SOURCE RECORDS:
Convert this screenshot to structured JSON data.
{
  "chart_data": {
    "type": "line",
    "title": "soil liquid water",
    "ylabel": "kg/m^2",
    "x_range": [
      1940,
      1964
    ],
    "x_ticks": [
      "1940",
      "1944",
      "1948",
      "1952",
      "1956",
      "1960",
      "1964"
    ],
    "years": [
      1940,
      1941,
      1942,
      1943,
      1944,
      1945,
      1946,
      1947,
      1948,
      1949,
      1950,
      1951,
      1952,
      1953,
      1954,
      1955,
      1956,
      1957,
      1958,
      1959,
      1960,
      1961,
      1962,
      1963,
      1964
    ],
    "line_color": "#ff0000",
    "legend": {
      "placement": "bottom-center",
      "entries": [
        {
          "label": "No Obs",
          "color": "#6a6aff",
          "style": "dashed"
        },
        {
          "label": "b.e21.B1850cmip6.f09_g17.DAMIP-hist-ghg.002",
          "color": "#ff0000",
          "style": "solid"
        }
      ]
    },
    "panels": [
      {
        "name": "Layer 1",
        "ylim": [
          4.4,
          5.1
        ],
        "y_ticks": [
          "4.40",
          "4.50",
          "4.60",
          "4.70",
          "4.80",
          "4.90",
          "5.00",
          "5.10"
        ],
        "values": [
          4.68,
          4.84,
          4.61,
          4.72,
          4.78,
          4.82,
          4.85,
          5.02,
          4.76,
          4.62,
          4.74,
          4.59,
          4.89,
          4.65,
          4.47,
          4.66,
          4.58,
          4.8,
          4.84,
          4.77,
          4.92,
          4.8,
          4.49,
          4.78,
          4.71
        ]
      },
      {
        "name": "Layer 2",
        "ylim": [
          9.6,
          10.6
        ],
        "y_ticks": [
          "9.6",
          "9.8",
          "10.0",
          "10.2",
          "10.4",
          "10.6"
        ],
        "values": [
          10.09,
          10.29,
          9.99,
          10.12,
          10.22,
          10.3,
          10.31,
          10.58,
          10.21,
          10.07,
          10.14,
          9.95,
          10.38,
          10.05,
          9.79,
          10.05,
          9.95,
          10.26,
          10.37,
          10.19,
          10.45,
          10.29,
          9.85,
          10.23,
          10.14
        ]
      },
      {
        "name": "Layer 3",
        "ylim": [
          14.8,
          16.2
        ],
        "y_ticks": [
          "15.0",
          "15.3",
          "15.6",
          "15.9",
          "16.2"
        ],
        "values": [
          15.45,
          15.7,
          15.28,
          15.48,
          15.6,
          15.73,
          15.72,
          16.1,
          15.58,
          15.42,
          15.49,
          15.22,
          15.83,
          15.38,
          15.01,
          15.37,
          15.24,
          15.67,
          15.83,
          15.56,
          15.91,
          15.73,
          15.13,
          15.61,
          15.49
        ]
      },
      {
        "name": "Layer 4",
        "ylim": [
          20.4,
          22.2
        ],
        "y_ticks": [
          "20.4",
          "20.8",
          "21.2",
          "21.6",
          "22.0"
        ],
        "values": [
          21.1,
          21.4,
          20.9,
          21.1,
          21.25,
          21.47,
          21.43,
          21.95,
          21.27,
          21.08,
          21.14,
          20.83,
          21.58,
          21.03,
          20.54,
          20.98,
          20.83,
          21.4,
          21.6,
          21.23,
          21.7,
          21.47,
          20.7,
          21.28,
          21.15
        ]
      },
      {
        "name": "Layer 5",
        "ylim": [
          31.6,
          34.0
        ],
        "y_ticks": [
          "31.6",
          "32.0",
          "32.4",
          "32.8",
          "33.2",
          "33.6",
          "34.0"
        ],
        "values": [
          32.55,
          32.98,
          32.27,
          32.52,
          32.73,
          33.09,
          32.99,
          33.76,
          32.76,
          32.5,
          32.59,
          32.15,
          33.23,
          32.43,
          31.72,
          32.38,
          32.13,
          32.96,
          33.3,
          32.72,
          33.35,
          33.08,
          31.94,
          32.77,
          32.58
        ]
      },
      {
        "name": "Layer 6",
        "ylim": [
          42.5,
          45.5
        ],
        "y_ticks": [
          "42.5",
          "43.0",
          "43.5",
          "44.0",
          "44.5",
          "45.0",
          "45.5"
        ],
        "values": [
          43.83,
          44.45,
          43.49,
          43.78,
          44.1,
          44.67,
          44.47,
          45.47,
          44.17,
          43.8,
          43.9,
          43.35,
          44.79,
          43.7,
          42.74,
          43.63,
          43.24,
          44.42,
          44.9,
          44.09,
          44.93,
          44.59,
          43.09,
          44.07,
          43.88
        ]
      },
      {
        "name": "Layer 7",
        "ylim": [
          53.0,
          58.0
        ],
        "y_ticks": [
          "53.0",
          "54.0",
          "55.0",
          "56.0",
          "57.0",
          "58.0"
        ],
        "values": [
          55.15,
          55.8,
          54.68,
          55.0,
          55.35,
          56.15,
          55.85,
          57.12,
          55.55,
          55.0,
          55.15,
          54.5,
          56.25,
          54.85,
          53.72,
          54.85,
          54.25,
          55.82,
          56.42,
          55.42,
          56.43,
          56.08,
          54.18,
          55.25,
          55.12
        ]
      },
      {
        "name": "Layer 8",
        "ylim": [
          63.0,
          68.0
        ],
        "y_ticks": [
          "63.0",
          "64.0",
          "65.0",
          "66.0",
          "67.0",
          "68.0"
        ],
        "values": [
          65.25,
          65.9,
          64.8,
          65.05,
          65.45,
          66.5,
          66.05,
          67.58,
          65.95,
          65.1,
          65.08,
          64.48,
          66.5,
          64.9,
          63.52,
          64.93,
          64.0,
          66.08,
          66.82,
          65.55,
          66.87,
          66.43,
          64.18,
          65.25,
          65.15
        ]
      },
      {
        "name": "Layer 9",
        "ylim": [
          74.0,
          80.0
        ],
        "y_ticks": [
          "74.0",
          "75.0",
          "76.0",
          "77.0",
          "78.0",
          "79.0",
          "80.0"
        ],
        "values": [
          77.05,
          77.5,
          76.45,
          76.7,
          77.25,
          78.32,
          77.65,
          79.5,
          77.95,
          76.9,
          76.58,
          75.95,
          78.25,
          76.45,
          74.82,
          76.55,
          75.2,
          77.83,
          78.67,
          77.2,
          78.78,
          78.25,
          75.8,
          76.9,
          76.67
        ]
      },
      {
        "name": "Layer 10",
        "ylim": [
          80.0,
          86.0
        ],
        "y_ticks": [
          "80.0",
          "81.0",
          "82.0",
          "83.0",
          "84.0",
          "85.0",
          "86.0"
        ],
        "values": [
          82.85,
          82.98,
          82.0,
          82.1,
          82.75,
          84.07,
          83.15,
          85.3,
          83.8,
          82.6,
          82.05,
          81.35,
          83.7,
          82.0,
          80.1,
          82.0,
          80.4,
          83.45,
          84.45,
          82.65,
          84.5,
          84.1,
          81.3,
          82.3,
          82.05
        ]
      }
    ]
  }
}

TASK REQUIREMENTS:
Copy out the data shown above without altering anything.

RESPONSE:
Convert this screenshot to structured JSON data.
{
  "chart_data": {
    "type": "line",
    "title": "soil liquid water",
    "ylabel": "kg/m^2",
    "x_range": [
      1940,
      1964
    ],
    "x_ticks": [
      "1940",
      "1944",
      "1948",
      "1952",
      "1956",
      "1960",
      "1964"
    ],
    "years": [
      1940,
      1941,
      1942,
      1943,
      1944,
      1945,
      1946,
      1947,
      1948,
      1949,
      1950,
      1951,
      1952,
      1953,
      1954,
      1955,
      1956,
      1957,
      1958,
      1959,
      1960,
      1961,
      1962,
      1963,
      1964
    ],
    "line_color": "#ff0000",
    "legend": {
      "placement": "bottom-center",
      "entries": [
        {
          "label": "No Obs",
          "color": "#6a6aff",
          "style": "dashed"
        },
        {
          "label": "b.e21.B1850cmip6.f09_g17.DAMIP-hist-ghg.002",
          "color": "#ff0000",
          "style": "solid"
        }
      ]
    },
    "panels": [
      {
        "name": "Layer 1",
        "ylim": [
          4.4,
          5.1
        ],
        "y_ticks": [
          "4.40",
          "4.50",
          "4.60",
          "4.70",
          "4.80",
          "4.90",
          "5.00",
          "5.10"
        ],
        "values": [
          4.68,
          4.84,
          4.61,
          4.72,
          4.78,
          4.82,
          4.85,
          5.02,
          4.76,
          4.62,
          4.74,
          4.59,
          4.89,
          4.65,
          4.47,
          4.66,
          4.58,
          4.8,
          4.84,
          4.77,
          4.92,
          4.8,
          4.49,
          4.78,
          4.71
        ]
      },
      {
        "name": "Layer 2",
        "ylim": [
          9.6,
          10.6
        ],
        "y_ticks": [
          "9.6",
          "9.8",
          "10.0",
          "10.2",
          "10.4",
          "10.6"
        ],
        "values": [
          10.09,
          10.29,
          9.99,
          10.12,
          10.22,
          10.3,
          10.31,
          10.58,
          10.21,
          10.07,
          10.14,
          9.95,
          10.38,
          10.05,
          9.79,
          10.05,
          9.95,
          10.26,
          10.37,
          10.19,
          10.45,
          10.29,
          9.85,
          10.23,
          10.14
        ]
      },
      {
        "name": "Layer 3",
        "ylim": [
          14.8,
          16.2
        ],
        "y_ticks": [
          "15.0",
          "15.3",
          "15.6",
          "15.9",
          "16.2"
        ],
        "values": [
          15.45,
          15.7,
          15.28,
          15.48,
          15.6,
          15.73,
          15.72,
          16.1,
          15.58,
          15.42,
          15.49,
          15.22,
          15.83,
          15.38,
          15.01,
          15.37,
          15.24,
          15.67,
          15.83,
          15.56,
          15.91,
          15.73,
          15.13,
          15.61,
          15.49
        ]
      },
      {
        "name": "Layer 4",
        "ylim": [
          20.4,
          22.2
        ],
        "y_ticks": [
          "20.4",
          "20.8",
          "21.2",
          "21.6",
          "22.0"
        ],
        "values": [
          21.1,
          21.4,
          20.9,
          21.1,
          21.25,
          21.47,
          21.43,
          21.95,
          21.27,
          21.08,
          21.14,
          20.83,
          21.58,
          21.03,
          20.54,
          20.98,
          20.83,
          21.4,
          21.6,
          21.23,
          21.7,
          21.47,
          20.7,
          21.28,
          21.15
        ]
      },
      {
        "name": "Layer 5",
        "ylim": [
          31.6,
          34.0
        ],
        "y_ticks": [
          "31.6",
          "32.0",
          "32.4",
          "32.8",
          "33.2",
          "33.6",
          "34.0"
        ],
        "values": [
          32.55,
          32.98,
          32.27,
          32.52,
          32.73,
          33.09,
          32.99,
          33.76,
          32.76,
          32.5,
          32.59,
          32.15,
          33.23,
          32.43,
          31.72,
          32.38,
          32.13,
          32.96,
          33.3,
          32.72,
          33.35,
          33.08,
          31.94,
          32.77,
          32.58
        ]
      },
      {
        "name": "Layer 6",
        "ylim": [
          42.5,
          45.5
        ],
        "y_ticks": [
          "42.5",
          "43.0",
          "43.5",
          "44.0",
          "44.5",
          "45.0",
          "45.5"
        ],
        "values": [
          43.83,
          44.45,
          43.49,
          43.78,
          44.1,
          44.67,
          44.47,
          45.47,
          44.17,
          43.8,
          43.9,
          43.35,
          44.79,
          43.7,
          42.74,
          43.63,
          43.24,
          44.42,
          44.9,
          44.09,
          44.93,
          44.59,
          43.09,
          44.07,
          43.88
        ]
      },
      {
        "name": "Layer 7",
        "ylim": [
          53.0,
          58.0
        ],
        "y_ticks": [
          "53.0",
          "54.0",
          "55.0",
          "56.0",
          "57.0",
          "58.0"
        ],
        "values": [
          55.15,
          55.8,
          54.68,
          55.0,
          55.35,
          56.15,
          55.85,
          57.12,
          55.55,
          55.0,
          55.15,
          54.5,
          56.25,
          54.85,
          53.72,
          54.85,
          54.25,
          55.82,
          56.42,
          55.42,
          56.43,
          56.08,
          54.18,
          55.25,
          55.12
        ]
      },
      {
        "name": "Layer 8",
        "ylim": [
          63.0,
          68.0
        ],
        "y_ticks": [
          "63.0",
          "64.0",
          "65.0",
          "66.0",
          "67.0",
          "68.0"
        ],
        "values": [
          65.25,
          65.9,
          64.8,
          65.05,
          65.45,
          66.5,
          66.05,
          67.58,
          65.95,
          65.1,
          65.08,
          64.48,
          66.5,
          64.9,
          63.52,
          64.93,
          64.0,
          66.08,
          66.82,
          65.55,
          66.87,
          66.43,
          64.18,
          65.25,
          65.15
        ]
      },
      {
        "name": "Layer 9",
        "ylim": [
          74.0,
          80.0
        ],
        "y_ticks": [
          "74.0",
          "75.0",
          "76.0",
          "77.0",
          "78.0",
          "79.0",
          "80.0"
        ],
        "values": [
          77.05,
          77.5,
          76.45,
          76.7,
          77.25,
          78.32,
          77.65,
          79.5,
          77.95,
          76.9,
          76.58,
          75.95,
          78.25,
          76.45,
          74.82,
          76.55,
          75.2,
          77.83,
          78.67,
          77.2,
          78.78,
          78.25,
          75.8,
          76.9,
          76.67
        ]
      },
      {
        "name": "Layer 10",
        "ylim": [
          80.0,
          86.0
        ],
        "y_ticks": [
          "80.0",
          "81.0",
          "82.0",
          "83.0",
          "84.0",
          "85.0",
          "86.0"
        ],
        "values": [
          82.85,
          82.98,
          82.0,
          82.1,
          82.75,
          84.07,
          83.15,
          85.3,
          83.8,
          82.6,
          82.05,
          81.35,
          83.7,
          82.0,
          80.1,
          82.0,
          80.4,
          83.45,
          84.45,
          82.65,
          84.5,
          84.1,
          81.3,
          82.3,
          82.05
        ]
      }
    ]
  }
}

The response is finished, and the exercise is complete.